* _OBJECTIVES_
1) Name every person mentioned by name in the report on the Red Bull Culture Clash, including its author.
2) Pick up the report on the Red Bull Culture Clash after its last sentence and write the next paragraph.

* _PASSAGE SHOWN_
A report by Amira Rasool for The Paper.
“If you know anything about hip-hop, you’d know that hip-hop was created from a Jamaican man — a man by the name of DJ Kool Herc,” explained comedian Majah Hype at an Atlanta hotel lounge Friday afternoon. It was the day before the annual Red Bull Culture Clash, where Majah was set to perform with his crew Frequent Flyers, a collection of DJs and performers led by Jamaican dancehall artist, Kranium. The topic of conversation was the connection between trap and Caribbean music. Majah was adamant: “Hip-hop music, urban music, all come from Caribbean culture.”
Very early on during this year’s Culture Clash it became clear that the Caribbean sounds from Kranium and the Frequent Flyers, and the trap beats from legendary trap producer, Zaytoven and his crew, Zaytown Global, would dominate the one day music competition, which was inspired by Jamaica’s legendary sound clash battles (Latin artists Fuego and Electronic musicians Mija and Kenny beats were also apart of the competition). As the breeding ground for the most legendary trap musicians, Zaytoven’s appeal over the Atlanta audience seemed to stem from the unwavering appreciation for his skills as a trap pioneer, and a sense of hometown loyalty. Kranium’s appeal leaned more towards the advantage of coming from the culture where sound clashes originated, and making extremely popular dancehall music inspired by the sounds produced from these clashes. These elements were extremely important, as the crowd ultimately decided who walked away victorious.

* _DATASET SECTION_
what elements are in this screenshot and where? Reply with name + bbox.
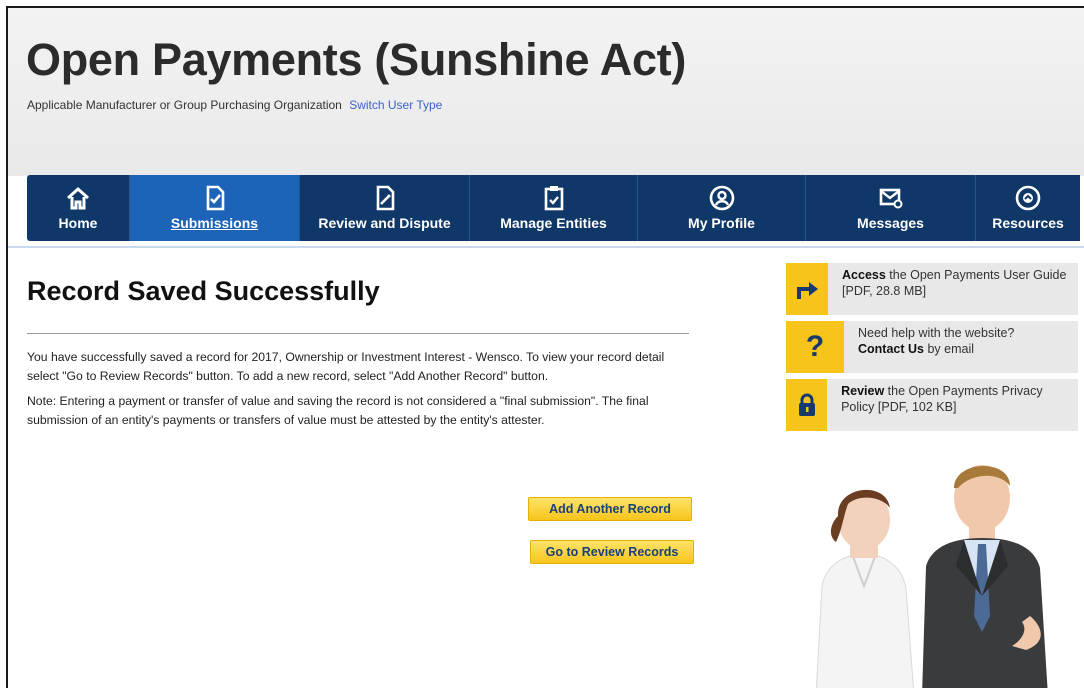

* _TASK-BY-TASK OUTPUTS_
1) Amira Rasool, DJ Kool Herc, Majah Hype, Kranium, Zaytoven, Fuego, Mija, Kenny beats

2)
Beyond the general appeal of both sounds lies a deeper and more linked cultural connection. As explained by Majah, trap music, being a sub-genre of hip-hop, also owes its creation to the Caribbean vibes borrowed by early ’70s hip-hop pioneers from the Bronx. “[DJ Kool Herc] bought that vibe from Jamaica over here,” said DJ Self, a DJ at New York’s Power 105.1 and member of the Frequent Flyers. “I think a lot of rappers or trappers, they want to be Jamaican-ish because it’s cool.” This vibe and apparent cool factor overflowed into the musical composition of early hip-hop, the DJ battles in Bronx basements, and helped shape the style, language, and dances of hip-hop culture.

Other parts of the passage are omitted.